** DIRECTIONS **
Output the entries verbatim, including every line.

------------------------------------------------------------

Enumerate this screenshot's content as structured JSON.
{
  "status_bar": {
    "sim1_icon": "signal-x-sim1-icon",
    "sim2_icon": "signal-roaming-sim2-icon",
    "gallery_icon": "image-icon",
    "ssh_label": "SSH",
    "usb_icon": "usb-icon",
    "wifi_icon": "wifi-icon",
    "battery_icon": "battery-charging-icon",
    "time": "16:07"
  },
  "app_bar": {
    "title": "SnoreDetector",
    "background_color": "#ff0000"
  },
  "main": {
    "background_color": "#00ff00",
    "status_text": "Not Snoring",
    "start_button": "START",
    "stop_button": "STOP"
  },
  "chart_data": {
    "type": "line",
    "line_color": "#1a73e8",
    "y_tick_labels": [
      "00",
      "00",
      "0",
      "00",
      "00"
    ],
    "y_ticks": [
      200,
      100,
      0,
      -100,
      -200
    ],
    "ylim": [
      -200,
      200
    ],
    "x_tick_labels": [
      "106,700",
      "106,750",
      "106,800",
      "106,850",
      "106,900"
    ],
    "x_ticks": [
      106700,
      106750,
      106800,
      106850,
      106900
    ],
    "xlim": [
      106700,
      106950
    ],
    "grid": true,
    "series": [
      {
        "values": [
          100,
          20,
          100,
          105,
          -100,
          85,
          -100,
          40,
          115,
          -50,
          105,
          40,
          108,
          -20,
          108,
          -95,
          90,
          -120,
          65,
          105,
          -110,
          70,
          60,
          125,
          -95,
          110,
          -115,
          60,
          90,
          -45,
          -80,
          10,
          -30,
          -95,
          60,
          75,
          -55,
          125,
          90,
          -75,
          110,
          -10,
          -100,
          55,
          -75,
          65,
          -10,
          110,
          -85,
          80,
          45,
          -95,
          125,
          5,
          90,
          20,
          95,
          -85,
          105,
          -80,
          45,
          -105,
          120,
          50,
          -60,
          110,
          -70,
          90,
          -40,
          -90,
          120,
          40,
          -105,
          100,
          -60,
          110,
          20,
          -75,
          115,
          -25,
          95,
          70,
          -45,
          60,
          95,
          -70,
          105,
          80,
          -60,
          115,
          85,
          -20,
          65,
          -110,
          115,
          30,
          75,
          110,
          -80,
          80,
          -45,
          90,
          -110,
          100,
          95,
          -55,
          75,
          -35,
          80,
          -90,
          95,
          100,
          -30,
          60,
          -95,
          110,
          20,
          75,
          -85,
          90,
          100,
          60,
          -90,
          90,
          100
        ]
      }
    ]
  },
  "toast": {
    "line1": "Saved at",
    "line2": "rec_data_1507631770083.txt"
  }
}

------------------------------------------------------------

** COMPLETE OUTPUT **
Enumerate this screenshot's content as structured JSON.
{
  "status_bar": {
    "sim1_icon": "signal-x-sim1-icon",
    "sim2_icon": "signal-roaming-sim2-icon",
    "gallery_icon": "image-icon",
    "ssh_label": "SSH",
    "usb_icon": "usb-icon",
    "wifi_icon": "wifi-icon",
    "battery_icon": "battery-charging-icon",
    "time": "16:07"
  },
  "app_bar": {
    "title": "SnoreDetector",
    "background_color": "#ff0000"
  },
  "main": {
    "background_color": "#00ff00",
    "status_text": "Not Snoring",
    "start_button": "START",
    "stop_button": "STOP"
  },
  "chart_data": {
    "type": "line",
    "line_color": "#1a73e8",
    "y_tick_labels": [
      "00",
      "00",
      "0",
      "00",
      "00"
    ],
    "y_ticks": [
      200,
      100,
      0,
      -100,
      -200
    ],
    "ylim": [
      -200,
      200
    ],
    "x_tick_labels": [
      "106,700",
      "106,750",
      "106,800",
      "106,850",
      "106,900"
    ],
    "x_ticks": [
      106700,
      106750,
      106800,
      106850,
      106900
    ],
    "xlim": [
      106700,
      106950
    ],
    "grid": true,
    "series": [
      {
        "values": [
          100,
          20,
          100,
          105,
          -100,
          85,
          -100,
          40,
          115,
          -50,
          105,
          40,
          108,
          -20,
          108,
          -95,
          90,
          -120,
          65,
          105,
          -110,
          70,
          60,
          125,
          -95,
          110,
          -115,
          60,
          90,
          -45,
          -80,
          10,
          -30,
          -95,
          60,
          75,
          -55,
          125,
          90,
          -75,
          110,
          -10,
          -100,
          55,
          -75,
          65,
          -10,
          110,
          -85,
          80,
          45,
          -95,
          125,
          5,
          90,
          20,
          95,
          -85,
          105,
          -80,
          45,
          -105,
          120,
          50,
          -60,
          110,
          -70,
          90,
          -40,
          -90,
          120,
          40,
          -105,
          100,
          -60,
          110,
          20,
          -75,
          115,
          -25,
          95,
          70,
          -45,
          60,
          95,
          -70,
          105,
          80,
          -60,
          115,
          85,
          -20,
          65,
          -110,
          115,
          30,
          75,
          110,
          -80,
          80,
          -45,
          90,
          -110,
          100,
          95,
          -55,
          75,
          -35,
          80,
          -90,
          95,
          100,
          -30,
          60,
          -95,
          110,
          20,
          75,
          -85,
          90,
          100,
          60,
          -90,
          90,
          100
        ]
      }
    ]
  },
  "toast": {
    "line1": "Saved at",
    "line2": "rec_data_1507631770083.txt"
  }
}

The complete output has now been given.